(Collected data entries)
+++
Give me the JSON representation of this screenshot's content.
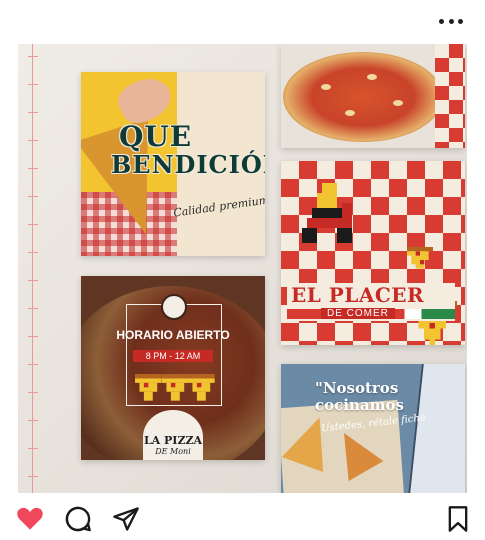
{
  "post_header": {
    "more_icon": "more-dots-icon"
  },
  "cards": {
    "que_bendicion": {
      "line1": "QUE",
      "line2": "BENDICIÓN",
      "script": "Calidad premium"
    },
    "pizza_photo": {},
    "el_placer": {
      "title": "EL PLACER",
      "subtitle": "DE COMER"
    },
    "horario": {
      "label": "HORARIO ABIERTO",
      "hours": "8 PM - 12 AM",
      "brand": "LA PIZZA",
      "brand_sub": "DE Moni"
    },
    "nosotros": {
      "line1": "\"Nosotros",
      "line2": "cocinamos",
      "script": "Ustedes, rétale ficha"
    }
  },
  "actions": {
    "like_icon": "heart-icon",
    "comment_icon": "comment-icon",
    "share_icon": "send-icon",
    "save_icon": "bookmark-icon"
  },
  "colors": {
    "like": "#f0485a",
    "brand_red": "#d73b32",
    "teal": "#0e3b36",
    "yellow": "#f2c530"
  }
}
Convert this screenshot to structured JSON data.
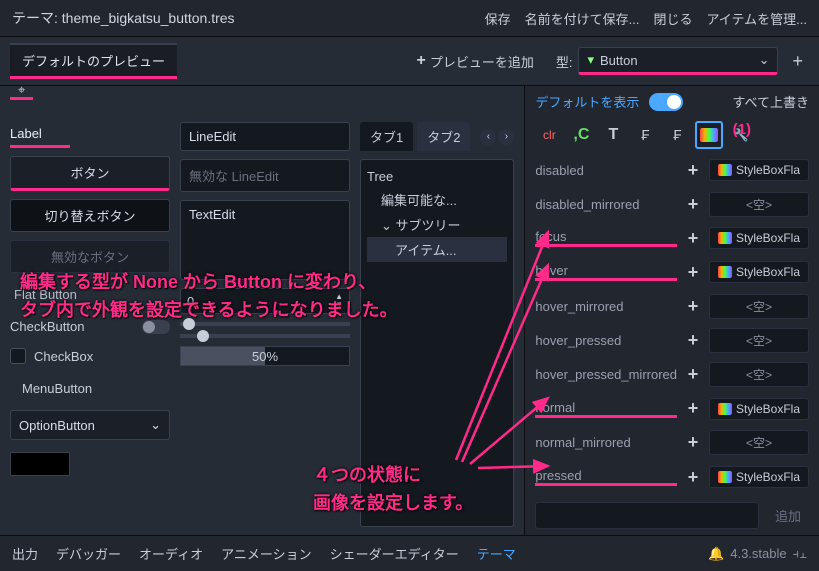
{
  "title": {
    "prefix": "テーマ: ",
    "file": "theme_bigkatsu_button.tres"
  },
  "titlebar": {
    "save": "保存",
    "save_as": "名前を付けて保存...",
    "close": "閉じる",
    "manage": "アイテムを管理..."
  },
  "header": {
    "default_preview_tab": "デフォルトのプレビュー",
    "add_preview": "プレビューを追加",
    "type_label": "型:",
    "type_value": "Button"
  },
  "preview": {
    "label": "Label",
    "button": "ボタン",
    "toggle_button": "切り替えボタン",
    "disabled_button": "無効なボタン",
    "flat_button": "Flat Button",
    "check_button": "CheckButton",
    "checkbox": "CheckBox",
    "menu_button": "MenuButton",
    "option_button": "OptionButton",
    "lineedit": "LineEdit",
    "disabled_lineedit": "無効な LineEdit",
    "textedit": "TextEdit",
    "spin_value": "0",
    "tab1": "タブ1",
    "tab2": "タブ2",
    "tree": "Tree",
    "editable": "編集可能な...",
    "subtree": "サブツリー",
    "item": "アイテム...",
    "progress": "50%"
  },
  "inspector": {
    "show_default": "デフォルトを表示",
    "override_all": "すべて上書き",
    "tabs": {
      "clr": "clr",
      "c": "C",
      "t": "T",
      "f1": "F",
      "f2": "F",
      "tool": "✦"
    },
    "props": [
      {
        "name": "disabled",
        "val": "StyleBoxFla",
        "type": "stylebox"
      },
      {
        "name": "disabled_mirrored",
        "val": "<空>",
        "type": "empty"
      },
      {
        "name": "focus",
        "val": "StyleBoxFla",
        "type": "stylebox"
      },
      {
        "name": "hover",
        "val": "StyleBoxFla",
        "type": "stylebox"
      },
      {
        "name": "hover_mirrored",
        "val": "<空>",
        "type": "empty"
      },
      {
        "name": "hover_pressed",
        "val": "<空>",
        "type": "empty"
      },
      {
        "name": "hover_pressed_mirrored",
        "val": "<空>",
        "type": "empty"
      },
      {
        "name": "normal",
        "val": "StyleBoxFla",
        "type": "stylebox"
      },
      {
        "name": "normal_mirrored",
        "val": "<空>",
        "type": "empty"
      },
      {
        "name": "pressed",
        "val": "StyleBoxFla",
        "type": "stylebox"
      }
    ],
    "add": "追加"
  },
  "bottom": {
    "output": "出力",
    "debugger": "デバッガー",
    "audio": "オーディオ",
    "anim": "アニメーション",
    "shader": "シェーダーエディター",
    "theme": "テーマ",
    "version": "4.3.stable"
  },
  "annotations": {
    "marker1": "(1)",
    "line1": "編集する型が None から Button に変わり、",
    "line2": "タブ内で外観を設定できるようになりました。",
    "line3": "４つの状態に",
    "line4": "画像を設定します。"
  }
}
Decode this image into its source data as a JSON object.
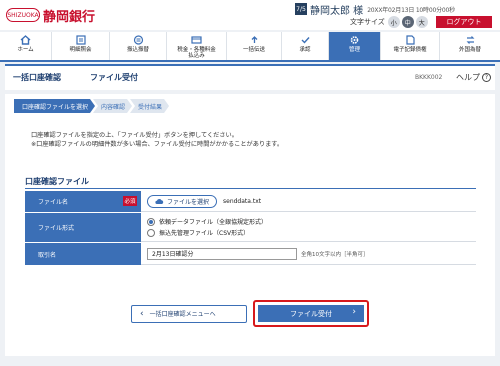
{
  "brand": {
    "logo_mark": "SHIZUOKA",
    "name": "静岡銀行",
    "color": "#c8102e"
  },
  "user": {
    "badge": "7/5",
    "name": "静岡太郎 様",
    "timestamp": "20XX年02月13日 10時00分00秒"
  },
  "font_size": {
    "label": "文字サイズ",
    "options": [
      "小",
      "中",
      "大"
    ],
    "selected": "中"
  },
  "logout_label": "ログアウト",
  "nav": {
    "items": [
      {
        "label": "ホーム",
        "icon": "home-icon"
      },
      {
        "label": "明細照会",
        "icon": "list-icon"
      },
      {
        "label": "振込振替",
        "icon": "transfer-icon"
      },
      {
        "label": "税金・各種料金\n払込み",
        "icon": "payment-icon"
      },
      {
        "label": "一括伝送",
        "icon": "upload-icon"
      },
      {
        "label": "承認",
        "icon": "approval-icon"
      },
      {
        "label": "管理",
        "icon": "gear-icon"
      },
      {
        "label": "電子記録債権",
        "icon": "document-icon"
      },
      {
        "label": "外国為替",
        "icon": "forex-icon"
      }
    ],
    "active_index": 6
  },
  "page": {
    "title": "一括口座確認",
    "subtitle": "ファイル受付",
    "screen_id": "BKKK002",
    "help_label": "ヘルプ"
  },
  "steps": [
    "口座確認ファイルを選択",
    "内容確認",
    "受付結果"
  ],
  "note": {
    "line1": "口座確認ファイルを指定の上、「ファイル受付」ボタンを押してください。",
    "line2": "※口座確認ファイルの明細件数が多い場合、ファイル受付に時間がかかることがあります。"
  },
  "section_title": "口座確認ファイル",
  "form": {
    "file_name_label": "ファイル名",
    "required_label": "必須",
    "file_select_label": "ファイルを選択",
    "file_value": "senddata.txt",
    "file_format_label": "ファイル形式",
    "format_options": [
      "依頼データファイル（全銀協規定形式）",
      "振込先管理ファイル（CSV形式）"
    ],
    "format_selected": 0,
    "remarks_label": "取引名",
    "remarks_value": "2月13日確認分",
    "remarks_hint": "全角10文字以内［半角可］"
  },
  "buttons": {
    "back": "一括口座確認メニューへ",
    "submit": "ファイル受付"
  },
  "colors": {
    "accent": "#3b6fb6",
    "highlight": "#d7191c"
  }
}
+++
[Exercise task]: Collect each line holding the string "script".

[Solution to the problem]:
      "script": "Calidad premium"
      "script": "Ustedes, rétale ficha"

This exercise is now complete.